• Set task
Please give the listing again, word for word, with nothing left out.
● ● ● ●
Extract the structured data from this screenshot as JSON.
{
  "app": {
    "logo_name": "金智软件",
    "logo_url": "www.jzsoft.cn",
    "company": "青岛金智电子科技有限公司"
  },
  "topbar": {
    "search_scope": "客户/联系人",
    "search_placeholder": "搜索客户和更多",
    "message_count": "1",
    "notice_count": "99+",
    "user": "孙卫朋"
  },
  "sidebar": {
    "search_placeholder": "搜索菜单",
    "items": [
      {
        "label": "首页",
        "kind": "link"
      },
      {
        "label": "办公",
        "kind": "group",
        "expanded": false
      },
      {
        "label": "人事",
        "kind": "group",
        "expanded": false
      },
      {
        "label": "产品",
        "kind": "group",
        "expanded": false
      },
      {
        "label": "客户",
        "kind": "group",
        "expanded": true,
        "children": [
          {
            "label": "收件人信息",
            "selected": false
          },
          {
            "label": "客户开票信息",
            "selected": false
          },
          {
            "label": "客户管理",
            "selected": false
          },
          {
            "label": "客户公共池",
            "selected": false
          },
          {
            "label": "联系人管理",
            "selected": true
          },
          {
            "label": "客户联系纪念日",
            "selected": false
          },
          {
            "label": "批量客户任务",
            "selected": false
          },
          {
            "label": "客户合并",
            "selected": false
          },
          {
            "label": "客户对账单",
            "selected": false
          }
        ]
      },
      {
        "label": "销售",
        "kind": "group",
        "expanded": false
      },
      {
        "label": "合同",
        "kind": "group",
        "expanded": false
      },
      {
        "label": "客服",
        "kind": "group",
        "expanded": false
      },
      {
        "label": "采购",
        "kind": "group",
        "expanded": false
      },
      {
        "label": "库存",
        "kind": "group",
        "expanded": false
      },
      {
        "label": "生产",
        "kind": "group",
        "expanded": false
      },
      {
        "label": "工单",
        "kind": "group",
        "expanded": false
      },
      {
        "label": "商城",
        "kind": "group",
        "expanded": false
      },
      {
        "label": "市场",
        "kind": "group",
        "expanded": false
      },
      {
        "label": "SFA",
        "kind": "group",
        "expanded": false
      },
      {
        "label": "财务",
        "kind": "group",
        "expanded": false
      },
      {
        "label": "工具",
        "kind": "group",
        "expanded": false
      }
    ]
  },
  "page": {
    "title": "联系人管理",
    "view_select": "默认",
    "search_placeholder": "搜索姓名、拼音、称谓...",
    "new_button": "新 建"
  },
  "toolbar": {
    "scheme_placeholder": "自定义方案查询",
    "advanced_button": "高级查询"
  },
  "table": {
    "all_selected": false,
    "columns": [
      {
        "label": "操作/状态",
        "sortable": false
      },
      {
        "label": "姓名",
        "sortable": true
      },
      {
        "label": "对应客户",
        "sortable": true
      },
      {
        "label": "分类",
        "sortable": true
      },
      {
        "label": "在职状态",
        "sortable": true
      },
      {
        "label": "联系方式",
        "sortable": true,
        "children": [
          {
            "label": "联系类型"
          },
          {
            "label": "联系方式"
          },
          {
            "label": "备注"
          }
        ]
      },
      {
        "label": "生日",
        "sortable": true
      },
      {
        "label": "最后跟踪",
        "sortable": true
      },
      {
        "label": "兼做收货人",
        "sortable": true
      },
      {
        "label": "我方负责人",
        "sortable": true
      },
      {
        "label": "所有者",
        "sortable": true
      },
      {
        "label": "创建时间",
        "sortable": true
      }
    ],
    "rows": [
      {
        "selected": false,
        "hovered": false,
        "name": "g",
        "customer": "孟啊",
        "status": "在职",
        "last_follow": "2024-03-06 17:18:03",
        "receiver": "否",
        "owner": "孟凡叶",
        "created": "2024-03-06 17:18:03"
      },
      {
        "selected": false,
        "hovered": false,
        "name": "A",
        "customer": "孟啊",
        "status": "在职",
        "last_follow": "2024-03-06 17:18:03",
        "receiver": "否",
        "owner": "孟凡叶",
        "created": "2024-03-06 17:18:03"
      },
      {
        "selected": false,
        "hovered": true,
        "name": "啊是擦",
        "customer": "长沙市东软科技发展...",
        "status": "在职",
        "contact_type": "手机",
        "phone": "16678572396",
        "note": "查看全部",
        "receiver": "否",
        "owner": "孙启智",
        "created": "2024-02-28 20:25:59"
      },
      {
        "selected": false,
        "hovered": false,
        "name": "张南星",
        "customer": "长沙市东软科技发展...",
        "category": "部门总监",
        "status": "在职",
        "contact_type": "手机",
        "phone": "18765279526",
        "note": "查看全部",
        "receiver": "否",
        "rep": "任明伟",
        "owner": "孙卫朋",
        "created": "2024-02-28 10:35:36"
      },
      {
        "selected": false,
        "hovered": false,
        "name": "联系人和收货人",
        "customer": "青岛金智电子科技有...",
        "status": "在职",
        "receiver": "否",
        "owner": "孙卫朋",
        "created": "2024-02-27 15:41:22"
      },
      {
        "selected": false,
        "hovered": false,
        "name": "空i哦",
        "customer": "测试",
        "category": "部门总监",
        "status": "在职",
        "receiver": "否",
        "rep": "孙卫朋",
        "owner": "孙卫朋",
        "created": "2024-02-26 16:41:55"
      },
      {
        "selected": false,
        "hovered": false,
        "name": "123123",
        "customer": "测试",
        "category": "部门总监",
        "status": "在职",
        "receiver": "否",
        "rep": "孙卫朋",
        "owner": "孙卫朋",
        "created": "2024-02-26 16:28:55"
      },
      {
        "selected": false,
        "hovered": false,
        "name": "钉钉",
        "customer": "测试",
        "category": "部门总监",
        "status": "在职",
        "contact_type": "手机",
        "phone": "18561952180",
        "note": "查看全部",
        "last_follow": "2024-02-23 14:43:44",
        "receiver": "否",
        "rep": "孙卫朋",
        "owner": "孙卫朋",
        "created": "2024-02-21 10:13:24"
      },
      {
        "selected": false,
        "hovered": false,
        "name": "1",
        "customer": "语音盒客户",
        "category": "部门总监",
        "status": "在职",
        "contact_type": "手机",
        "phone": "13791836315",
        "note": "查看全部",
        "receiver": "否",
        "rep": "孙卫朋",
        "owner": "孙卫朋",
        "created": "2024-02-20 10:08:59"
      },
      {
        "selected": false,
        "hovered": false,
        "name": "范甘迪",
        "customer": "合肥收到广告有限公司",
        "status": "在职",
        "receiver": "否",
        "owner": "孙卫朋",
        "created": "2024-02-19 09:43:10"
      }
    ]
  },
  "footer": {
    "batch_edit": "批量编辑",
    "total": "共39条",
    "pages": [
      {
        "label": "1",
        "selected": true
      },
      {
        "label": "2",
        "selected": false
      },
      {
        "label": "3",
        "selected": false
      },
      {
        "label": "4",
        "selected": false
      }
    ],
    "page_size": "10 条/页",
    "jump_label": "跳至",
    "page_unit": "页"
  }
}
● ● ● ●
• Result
Extract the structured data from this screenshot as JSON.
{
  "app": {
    "logo_name": "金智软件",
    "logo_url": "www.jzsoft.cn",
    "company": "青岛金智电子科技有限公司"
  },
  "topbar": {
    "search_scope": "客户/联系人",
    "search_placeholder": "搜索客户和更多",
    "message_count": "1",
    "notice_count": "99+",
    "user": "孙卫朋"
  },
  "sidebar": {
    "search_placeholder": "搜索菜单",
    "items": [
      {
        "label": "首页",
        "kind": "link"
      },
      {
        "label": "办公",
        "kind": "group",
        "expanded": false
      },
      {
        "label": "人事",
        "kind": "group",
        "expanded": false
      },
      {
        "label": "产品",
        "kind": "group",
        "expanded": false
      },
      {
        "label": "客户",
        "kind": "group",
        "expanded": true,
        "children": [
          {
            "label": "收件人信息",
            "selected": false
          },
          {
            "label": "客户开票信息",
            "selected": false
          },
          {
            "label": "客户管理",
            "selected": false
          },
          {
            "label": "客户公共池",
            "selected": false
          },
          {
            "label": "联系人管理",
            "selected": true
          },
          {
            "label": "客户联系纪念日",
            "selected": false
          },
          {
            "label": "批量客户任务",
            "selected": false
          },
          {
            "label": "客户合并",
            "selected": false
          },
          {
            "label": "客户对账单",
            "selected": false
          }
        ]
      },
      {
        "label": "销售",
        "kind": "group",
        "expanded": false
      },
      {
        "label": "合同",
        "kind": "group",
        "expanded": false
      },
      {
        "label": "客服",
        "kind": "group",
        "expanded": false
      },
      {
        "label": "采购",
        "kind": "group",
        "expanded": false
      },
      {
        "label": "库存",
        "kind": "group",
        "expanded": false
      },
      {
        "label": "生产",
        "kind": "group",
        "expanded": false
      },
      {
        "label": "工单",
        "kind": "group",
        "expanded": false
      },
      {
        "label": "商城",
        "kind": "group",
        "expanded": false
      },
      {
        "label": "市场",
        "kind": "group",
        "expanded": false
      },
      {
        "label": "SFA",
        "kind": "group",
        "expanded": false
      },
      {
        "label": "财务",
        "kind": "group",
        "expanded": false
      },
      {
        "label": "工具",
        "kind": "group",
        "expanded": false
      }
    ]
  },
  "page": {
    "title": "联系人管理",
    "view_select": "默认",
    "search_placeholder": "搜索姓名、拼音、称谓...",
    "new_button": "新 建"
  },
  "toolbar": {
    "scheme_placeholder": "自定义方案查询",
    "advanced_button": "高级查询"
  },
  "table": {
    "all_selected": false,
    "columns": [
      {
        "label": "操作/状态",
        "sortable": false
      },
      {
        "label": "姓名",
        "sortable": true
      },
      {
        "label": "对应客户",
        "sortable": true
      },
      {
        "label": "分类",
        "sortable": true
      },
      {
        "label": "在职状态",
        "sortable": true
      },
      {
        "label": "联系方式",
        "sortable": true,
        "children": [
          {
            "label": "联系类型"
          },
          {
            "label": "联系方式"
          },
          {
            "label": "备注"
          }
        ]
      },
      {
        "label": "生日",
        "sortable": true
      },
      {
        "label": "最后跟踪",
        "sortable": true
      },
      {
        "label": "兼做收货人",
        "sortable": true
      },
      {
        "label": "我方负责人",
        "sortable": true
      },
      {
        "label": "所有者",
        "sortable": true
      },
      {
        "label": "创建时间",
        "sortable": true
      }
    ],
    "rows": [
      {
        "selected": false,
        "hovered": false,
        "name": "g",
        "customer": "孟啊",
        "status": "在职",
        "last_follow": "2024-03-06 17:18:03",
        "receiver": "否",
        "owner": "孟凡叶",
        "created": "2024-03-06 17:18:03"
      },
      {
        "selected": false,
        "hovered": false,
        "name": "A",
        "customer": "孟啊",
        "status": "在职",
        "last_follow": "2024-03-06 17:18:03",
        "receiver": "否",
        "owner": "孟凡叶",
        "created": "2024-03-06 17:18:03"
      },
      {
        "selected": false,
        "hovered": true,
        "name": "啊是擦",
        "customer": "长沙市东软科技发展...",
        "status": "在职",
        "contact_type": "手机",
        "phone": "16678572396",
        "note": "查看全部",
        "receiver": "否",
        "owner": "孙启智",
        "created": "2024-02-28 20:25:59"
      },
      {
        "selected": false,
        "hovered": false,
        "name": "张南星",
        "customer": "长沙市东软科技发展...",
        "category": "部门总监",
        "status": "在职",
        "contact_type": "手机",
        "phone": "18765279526",
        "note": "查看全部",
        "receiver": "否",
        "rep": "任明伟",
        "owner": "孙卫朋",
        "created": "2024-02-28 10:35:36"
      },
      {
        "selected": false,
        "hovered": false,
        "name": "联系人和收货人",
        "customer": "青岛金智电子科技有...",
        "status": "在职",
        "receiver": "否",
        "owner": "孙卫朋",
        "created": "2024-02-27 15:41:22"
      },
      {
        "selected": false,
        "hovered": false,
        "name": "空i哦",
        "customer": "测试",
        "category": "部门总监",
        "status": "在职",
        "receiver": "否",
        "rep": "孙卫朋",
        "owner": "孙卫朋",
        "created": "2024-02-26 16:41:55"
      },
      {
        "selected": false,
        "hovered": false,
        "name": "123123",
        "customer": "测试",
        "category": "部门总监",
        "status": "在职",
        "receiver": "否",
        "rep": "孙卫朋",
        "owner": "孙卫朋",
        "created": "2024-02-26 16:28:55"
      },
      {
        "selected": false,
        "hovered": false,
        "name": "钉钉",
        "customer": "测试",
        "category": "部门总监",
        "status": "在职",
        "contact_type": "手机",
        "phone": "18561952180",
        "note": "查看全部",
        "last_follow": "2024-02-23 14:43:44",
        "receiver": "否",
        "rep": "孙卫朋",
        "owner": "孙卫朋",
        "created": "2024-02-21 10:13:24"
      },
      {
        "selected": false,
        "hovered": false,
        "name": "1",
        "customer": "语音盒客户",
        "category": "部门总监",
        "status": "在职",
        "contact_type": "手机",
        "phone": "13791836315",
        "note": "查看全部",
        "receiver": "否",
        "rep": "孙卫朋",
        "owner": "孙卫朋",
        "created": "2024-02-20 10:08:59"
      },
      {
        "selected": false,
        "hovered": false,
        "name": "范甘迪",
        "customer": "合肥收到广告有限公司",
        "status": "在职",
        "receiver": "否",
        "owner": "孙卫朋",
        "created": "2024-02-19 09:43:10"
      }
    ]
  },
  "footer": {
    "batch_edit": "批量编辑",
    "total": "共39条",
    "pages": [
      {
        "label": "1",
        "selected": true
      },
      {
        "label": "2",
        "selected": false
      },
      {
        "label": "3",
        "selected": false
      },
      {
        "label": "4",
        "selected": false
      }
    ],
    "page_size": "10 条/页",
    "jump_label": "跳至",
    "page_unit": "页"
  }
}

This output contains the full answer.